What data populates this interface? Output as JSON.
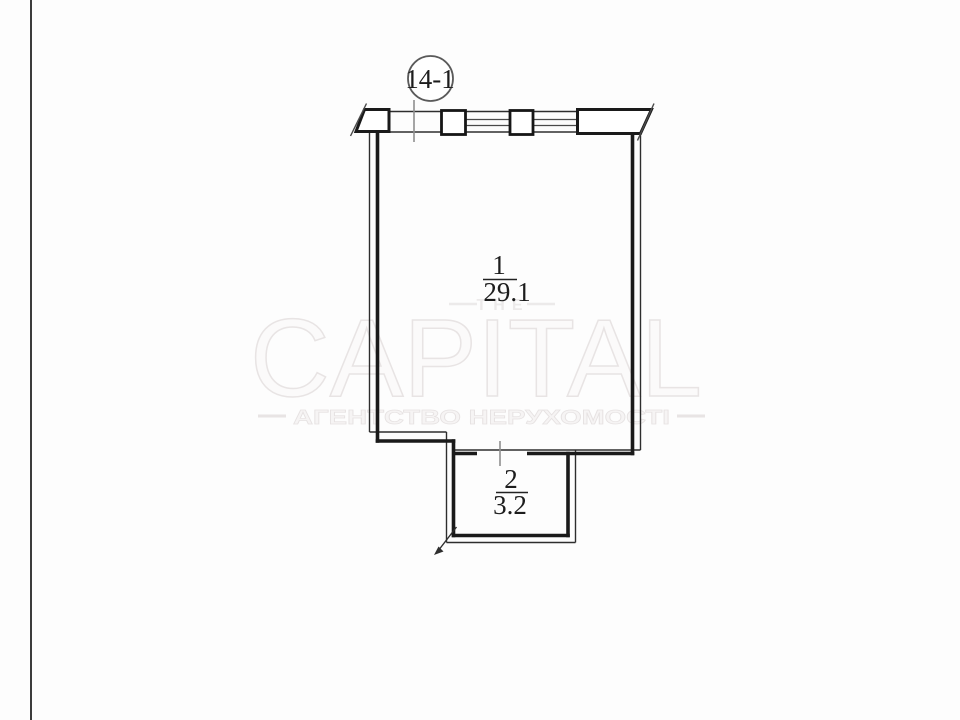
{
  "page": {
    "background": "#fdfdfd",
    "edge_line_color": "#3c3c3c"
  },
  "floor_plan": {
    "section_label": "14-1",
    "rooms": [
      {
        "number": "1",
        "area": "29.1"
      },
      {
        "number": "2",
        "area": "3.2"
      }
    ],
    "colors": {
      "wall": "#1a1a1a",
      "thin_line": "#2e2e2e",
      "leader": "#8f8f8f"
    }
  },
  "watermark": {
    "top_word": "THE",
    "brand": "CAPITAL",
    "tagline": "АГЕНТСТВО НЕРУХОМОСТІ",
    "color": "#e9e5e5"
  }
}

******************************

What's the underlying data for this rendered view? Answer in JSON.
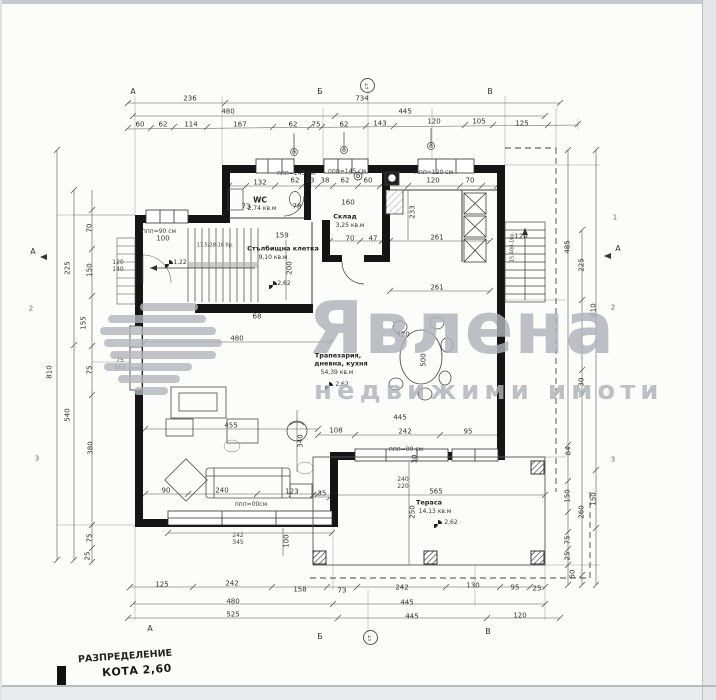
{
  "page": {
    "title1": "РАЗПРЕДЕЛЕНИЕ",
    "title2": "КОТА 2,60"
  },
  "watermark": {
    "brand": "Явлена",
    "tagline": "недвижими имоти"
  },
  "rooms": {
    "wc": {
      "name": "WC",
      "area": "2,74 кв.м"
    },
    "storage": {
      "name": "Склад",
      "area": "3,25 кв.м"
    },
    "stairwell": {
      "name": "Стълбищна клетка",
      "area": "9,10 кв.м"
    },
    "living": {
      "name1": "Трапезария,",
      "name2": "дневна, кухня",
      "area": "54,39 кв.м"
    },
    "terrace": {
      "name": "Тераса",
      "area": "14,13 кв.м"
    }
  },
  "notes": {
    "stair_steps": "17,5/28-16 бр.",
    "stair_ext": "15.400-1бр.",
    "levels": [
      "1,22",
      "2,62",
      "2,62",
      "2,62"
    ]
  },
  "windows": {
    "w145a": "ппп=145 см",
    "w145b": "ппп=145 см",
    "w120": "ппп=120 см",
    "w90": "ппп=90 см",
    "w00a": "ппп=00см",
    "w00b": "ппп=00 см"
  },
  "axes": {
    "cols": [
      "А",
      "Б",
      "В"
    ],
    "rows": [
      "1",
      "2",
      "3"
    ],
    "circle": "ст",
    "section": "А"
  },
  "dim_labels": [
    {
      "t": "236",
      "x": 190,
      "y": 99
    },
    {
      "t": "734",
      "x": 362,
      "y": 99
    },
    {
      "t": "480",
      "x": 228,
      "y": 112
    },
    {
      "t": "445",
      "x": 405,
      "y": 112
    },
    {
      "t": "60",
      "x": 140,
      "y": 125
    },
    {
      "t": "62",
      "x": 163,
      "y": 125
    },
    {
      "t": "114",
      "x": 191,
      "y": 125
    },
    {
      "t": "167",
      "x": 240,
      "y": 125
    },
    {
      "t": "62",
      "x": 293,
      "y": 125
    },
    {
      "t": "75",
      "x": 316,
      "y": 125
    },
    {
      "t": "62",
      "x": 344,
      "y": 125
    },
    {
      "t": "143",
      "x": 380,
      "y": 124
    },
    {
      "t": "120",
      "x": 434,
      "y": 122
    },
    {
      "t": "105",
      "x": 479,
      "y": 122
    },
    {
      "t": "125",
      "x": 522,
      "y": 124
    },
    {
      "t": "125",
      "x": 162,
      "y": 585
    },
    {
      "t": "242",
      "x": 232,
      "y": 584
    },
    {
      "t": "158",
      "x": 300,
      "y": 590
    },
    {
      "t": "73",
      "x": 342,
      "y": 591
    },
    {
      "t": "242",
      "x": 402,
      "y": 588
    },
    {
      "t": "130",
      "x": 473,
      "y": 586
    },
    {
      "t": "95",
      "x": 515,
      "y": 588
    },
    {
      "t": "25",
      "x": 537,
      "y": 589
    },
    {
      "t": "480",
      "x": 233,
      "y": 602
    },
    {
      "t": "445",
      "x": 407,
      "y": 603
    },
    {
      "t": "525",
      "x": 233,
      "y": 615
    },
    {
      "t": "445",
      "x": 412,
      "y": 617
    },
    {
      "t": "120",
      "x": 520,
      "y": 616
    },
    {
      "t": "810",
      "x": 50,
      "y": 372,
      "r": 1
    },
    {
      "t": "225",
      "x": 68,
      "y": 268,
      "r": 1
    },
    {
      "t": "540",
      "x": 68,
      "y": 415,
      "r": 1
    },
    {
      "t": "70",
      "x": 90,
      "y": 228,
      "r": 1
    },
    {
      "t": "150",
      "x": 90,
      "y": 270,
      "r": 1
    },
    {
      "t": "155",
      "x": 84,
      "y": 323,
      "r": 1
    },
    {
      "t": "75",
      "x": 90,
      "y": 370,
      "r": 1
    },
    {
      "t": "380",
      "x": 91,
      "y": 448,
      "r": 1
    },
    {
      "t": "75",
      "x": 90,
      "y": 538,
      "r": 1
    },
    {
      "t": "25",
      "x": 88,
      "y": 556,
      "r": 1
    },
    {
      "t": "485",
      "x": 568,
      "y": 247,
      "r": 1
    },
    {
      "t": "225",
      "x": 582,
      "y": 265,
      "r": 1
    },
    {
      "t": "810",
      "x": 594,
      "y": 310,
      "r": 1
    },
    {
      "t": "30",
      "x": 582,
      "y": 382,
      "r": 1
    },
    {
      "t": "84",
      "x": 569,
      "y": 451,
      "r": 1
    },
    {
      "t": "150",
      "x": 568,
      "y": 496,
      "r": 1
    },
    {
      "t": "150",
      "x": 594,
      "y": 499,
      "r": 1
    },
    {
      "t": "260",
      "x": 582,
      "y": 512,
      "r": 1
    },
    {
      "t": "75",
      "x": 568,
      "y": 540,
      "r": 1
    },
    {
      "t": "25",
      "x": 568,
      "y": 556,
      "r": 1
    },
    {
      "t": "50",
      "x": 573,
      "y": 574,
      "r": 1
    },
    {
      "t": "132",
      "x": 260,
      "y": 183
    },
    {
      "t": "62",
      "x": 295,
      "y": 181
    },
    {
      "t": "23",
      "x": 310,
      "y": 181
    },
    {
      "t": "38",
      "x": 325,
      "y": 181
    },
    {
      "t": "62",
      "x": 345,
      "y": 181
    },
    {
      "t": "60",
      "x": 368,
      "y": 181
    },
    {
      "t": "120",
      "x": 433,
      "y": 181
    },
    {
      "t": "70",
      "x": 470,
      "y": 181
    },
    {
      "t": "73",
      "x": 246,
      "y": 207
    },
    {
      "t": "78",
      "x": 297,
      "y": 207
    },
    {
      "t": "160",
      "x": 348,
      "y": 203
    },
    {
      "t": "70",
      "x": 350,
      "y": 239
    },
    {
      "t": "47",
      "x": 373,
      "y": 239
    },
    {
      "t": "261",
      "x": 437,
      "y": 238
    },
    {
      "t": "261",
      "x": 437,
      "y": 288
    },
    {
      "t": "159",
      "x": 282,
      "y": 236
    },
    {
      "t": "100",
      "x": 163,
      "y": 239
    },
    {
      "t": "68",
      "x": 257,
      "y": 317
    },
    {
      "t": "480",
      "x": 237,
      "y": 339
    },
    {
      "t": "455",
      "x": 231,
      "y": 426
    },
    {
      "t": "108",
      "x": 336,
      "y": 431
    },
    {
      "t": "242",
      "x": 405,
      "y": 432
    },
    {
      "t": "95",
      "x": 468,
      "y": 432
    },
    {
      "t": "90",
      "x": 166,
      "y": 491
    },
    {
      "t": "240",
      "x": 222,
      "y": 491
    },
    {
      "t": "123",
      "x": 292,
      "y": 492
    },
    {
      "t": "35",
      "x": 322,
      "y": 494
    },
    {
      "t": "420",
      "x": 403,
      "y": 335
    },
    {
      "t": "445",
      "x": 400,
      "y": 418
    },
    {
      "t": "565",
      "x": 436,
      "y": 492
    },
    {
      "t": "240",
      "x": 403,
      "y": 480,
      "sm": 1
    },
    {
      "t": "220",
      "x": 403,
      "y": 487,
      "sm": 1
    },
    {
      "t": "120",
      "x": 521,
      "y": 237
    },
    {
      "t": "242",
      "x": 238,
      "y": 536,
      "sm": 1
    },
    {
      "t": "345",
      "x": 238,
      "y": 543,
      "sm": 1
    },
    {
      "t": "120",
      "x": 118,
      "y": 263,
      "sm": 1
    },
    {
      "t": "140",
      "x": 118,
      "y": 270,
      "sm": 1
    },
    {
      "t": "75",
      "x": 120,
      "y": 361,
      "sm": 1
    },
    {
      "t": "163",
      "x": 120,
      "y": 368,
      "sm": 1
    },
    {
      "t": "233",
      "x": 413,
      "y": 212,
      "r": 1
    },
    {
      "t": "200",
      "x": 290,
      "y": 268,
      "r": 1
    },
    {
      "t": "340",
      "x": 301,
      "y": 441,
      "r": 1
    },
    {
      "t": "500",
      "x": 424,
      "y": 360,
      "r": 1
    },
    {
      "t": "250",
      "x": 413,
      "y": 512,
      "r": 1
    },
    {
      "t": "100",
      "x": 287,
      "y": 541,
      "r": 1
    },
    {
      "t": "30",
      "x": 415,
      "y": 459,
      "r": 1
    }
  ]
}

******************************

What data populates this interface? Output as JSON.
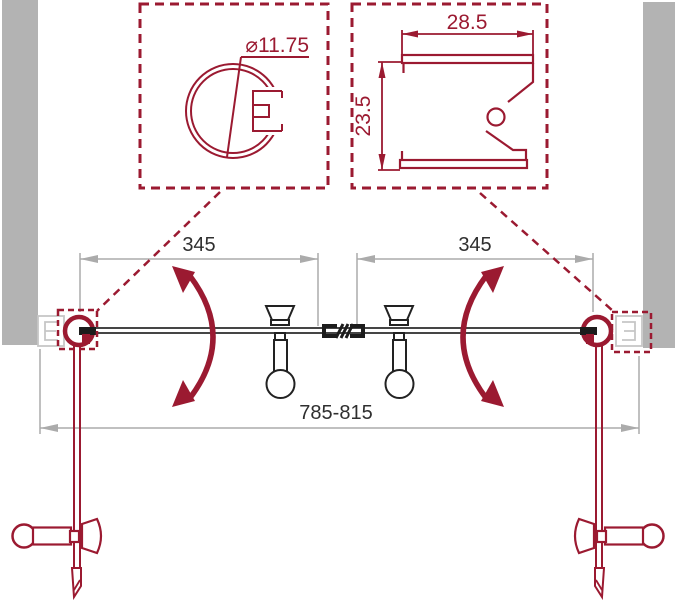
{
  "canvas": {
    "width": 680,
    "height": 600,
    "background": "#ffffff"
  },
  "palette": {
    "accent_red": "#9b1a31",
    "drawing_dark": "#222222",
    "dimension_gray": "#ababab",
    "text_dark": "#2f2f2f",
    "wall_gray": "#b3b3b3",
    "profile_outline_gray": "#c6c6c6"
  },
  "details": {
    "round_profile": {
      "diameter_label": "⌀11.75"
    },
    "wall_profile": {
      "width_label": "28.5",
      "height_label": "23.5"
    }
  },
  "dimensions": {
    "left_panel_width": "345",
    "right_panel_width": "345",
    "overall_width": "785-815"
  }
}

******************************

PROMPT:
Filter the records down to the lines that contain the string "tagline", and copy those lines.

THE RESPONSE:
    "tagline": "АГЕНТСТВО НЕРУХОМОСТІ",
    "tagline": "недвижими имоти"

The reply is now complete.